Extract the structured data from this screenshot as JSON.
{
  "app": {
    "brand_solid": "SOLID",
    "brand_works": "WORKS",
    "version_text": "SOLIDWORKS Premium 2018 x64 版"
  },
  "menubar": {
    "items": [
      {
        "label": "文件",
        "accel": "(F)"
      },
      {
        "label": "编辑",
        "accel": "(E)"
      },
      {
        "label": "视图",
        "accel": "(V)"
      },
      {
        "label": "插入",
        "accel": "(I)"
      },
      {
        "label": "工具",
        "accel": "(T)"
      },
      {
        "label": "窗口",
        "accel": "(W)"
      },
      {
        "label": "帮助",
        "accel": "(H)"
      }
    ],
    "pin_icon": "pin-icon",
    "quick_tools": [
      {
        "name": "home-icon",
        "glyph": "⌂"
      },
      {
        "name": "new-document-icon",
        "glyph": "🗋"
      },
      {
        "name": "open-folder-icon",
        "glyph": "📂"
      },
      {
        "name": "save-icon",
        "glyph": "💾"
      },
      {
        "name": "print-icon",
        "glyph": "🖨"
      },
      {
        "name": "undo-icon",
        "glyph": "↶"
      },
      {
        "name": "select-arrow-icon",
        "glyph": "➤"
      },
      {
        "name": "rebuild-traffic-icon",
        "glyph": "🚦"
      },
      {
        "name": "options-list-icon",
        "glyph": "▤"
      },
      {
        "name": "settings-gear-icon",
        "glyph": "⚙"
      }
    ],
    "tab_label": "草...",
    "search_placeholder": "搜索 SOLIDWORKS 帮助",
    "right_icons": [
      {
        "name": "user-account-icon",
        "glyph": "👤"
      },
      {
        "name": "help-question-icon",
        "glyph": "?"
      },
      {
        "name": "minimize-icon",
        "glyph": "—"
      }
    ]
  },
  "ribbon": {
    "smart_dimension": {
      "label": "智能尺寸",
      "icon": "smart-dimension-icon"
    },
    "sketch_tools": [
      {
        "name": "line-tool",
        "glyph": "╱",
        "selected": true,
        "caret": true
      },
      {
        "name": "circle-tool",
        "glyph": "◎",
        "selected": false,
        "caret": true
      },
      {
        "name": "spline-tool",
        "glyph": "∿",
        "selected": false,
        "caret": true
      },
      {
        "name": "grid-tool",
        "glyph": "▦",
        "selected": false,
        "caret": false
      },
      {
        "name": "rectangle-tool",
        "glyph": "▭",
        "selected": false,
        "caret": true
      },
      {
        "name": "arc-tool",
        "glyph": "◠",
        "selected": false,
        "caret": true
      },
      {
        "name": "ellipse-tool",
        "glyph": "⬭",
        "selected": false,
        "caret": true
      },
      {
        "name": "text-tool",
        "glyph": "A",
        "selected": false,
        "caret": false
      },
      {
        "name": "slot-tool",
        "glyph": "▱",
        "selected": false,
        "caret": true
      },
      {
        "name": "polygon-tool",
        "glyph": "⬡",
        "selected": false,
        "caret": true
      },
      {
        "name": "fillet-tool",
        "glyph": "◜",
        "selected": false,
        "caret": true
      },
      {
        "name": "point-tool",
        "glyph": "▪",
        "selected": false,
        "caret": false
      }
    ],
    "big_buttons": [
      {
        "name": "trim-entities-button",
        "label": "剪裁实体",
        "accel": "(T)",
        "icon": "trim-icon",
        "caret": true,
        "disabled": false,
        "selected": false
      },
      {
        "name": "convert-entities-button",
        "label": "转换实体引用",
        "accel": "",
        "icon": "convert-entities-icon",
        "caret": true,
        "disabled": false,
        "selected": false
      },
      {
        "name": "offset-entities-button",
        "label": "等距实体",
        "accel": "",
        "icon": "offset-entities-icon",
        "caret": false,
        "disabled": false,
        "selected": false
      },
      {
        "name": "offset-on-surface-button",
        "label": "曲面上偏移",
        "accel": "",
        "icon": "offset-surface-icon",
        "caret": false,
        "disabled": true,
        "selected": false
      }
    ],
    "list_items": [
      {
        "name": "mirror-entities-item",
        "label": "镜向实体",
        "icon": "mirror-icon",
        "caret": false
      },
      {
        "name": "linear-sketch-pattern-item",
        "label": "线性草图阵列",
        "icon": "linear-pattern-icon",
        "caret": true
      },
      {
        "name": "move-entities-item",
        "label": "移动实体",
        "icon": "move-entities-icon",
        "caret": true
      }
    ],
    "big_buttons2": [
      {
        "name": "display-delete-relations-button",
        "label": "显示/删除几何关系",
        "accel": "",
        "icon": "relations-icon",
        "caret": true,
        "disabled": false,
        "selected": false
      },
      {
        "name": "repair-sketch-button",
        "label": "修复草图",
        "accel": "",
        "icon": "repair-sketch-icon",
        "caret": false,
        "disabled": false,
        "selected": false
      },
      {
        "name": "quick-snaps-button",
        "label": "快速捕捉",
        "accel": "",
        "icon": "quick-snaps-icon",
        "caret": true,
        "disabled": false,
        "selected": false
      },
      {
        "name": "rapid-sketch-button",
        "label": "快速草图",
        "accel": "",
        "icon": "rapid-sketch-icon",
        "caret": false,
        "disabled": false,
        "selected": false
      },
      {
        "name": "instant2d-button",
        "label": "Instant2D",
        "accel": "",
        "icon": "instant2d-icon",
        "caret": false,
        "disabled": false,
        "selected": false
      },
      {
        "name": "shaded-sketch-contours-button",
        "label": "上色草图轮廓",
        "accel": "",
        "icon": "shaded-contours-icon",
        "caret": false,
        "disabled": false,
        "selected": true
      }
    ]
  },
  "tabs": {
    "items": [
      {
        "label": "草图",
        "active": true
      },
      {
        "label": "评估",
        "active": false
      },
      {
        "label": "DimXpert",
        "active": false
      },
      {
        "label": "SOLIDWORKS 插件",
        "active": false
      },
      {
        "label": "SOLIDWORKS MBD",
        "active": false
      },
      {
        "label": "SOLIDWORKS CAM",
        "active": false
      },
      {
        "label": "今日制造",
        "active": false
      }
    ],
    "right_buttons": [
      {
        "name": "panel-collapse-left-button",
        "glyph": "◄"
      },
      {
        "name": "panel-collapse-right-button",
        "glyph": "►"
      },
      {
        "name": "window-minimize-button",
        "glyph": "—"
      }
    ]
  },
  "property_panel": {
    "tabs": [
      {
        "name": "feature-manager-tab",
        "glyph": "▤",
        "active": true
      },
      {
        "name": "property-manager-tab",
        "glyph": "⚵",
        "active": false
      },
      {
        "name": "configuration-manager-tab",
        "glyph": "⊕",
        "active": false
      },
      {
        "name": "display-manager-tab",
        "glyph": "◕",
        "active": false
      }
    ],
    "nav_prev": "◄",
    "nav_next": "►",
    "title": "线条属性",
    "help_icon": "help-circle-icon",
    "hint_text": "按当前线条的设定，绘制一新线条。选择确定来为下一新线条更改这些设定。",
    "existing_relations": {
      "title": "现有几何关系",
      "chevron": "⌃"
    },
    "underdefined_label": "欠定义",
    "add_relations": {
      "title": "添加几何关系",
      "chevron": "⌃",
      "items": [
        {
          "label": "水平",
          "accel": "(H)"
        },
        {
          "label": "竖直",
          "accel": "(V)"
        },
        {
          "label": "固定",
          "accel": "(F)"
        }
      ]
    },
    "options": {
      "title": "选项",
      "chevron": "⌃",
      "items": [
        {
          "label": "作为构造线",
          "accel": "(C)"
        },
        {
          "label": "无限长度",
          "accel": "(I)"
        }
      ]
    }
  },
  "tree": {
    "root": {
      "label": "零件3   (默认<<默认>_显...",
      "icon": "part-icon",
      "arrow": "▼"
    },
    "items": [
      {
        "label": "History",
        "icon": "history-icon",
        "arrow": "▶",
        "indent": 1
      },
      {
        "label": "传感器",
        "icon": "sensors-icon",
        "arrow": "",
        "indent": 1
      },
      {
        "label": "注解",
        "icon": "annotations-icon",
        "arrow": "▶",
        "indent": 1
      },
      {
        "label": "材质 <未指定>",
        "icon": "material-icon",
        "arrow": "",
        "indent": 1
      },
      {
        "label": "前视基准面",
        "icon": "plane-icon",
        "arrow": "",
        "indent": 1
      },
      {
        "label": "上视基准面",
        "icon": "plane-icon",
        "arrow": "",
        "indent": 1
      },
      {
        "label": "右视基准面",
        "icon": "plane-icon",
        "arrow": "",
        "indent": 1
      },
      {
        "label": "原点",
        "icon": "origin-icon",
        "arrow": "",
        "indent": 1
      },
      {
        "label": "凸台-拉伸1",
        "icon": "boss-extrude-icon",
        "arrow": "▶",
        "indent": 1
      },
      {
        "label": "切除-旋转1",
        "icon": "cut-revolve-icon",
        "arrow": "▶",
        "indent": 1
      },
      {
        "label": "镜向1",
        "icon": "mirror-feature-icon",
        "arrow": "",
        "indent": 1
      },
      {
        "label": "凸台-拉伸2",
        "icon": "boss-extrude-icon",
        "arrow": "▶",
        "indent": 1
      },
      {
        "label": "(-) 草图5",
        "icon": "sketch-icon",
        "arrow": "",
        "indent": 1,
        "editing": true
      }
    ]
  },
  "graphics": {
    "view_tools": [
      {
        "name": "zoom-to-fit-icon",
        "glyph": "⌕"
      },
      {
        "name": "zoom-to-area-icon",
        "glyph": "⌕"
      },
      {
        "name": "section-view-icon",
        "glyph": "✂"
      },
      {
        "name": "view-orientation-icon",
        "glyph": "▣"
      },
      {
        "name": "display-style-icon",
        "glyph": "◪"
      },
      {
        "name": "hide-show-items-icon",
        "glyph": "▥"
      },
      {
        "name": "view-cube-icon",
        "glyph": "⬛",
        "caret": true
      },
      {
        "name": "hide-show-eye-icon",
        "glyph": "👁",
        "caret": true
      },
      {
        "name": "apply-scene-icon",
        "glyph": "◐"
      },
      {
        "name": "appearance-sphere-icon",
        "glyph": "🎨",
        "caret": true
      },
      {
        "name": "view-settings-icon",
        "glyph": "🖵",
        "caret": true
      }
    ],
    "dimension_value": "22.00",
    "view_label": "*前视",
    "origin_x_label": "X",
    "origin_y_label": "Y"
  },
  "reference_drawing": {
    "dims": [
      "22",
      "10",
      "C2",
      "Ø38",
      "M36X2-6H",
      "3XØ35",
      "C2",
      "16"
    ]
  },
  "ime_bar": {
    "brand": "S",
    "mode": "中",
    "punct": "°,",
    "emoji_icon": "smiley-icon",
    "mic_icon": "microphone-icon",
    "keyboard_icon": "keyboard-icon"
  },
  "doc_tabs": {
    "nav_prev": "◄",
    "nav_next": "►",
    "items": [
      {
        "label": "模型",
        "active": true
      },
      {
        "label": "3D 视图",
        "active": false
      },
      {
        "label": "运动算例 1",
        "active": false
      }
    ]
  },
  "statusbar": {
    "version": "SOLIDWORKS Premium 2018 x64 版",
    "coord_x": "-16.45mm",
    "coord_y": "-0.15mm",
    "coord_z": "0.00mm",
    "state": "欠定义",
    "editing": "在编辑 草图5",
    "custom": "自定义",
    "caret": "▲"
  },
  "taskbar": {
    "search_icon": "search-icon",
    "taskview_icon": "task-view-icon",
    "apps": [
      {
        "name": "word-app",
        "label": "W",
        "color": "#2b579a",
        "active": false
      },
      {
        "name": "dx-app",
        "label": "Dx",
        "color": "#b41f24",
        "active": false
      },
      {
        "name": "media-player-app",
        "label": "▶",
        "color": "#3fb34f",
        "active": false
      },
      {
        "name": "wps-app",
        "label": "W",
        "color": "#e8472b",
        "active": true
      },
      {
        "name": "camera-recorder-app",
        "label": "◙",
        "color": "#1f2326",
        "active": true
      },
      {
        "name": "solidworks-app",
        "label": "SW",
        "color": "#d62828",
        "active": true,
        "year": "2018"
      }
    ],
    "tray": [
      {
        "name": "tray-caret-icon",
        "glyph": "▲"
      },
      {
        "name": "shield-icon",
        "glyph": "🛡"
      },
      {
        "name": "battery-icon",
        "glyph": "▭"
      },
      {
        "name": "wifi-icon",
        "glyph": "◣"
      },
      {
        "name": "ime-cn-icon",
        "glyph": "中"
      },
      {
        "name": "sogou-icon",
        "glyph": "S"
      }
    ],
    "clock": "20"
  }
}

● **Instructions for the task**:
Find all the lines containing "settings" in the material, then copy them.

● **Output of the exercise**:
        "name": "settings-gear-icon",
        "name": "view-settings-icon",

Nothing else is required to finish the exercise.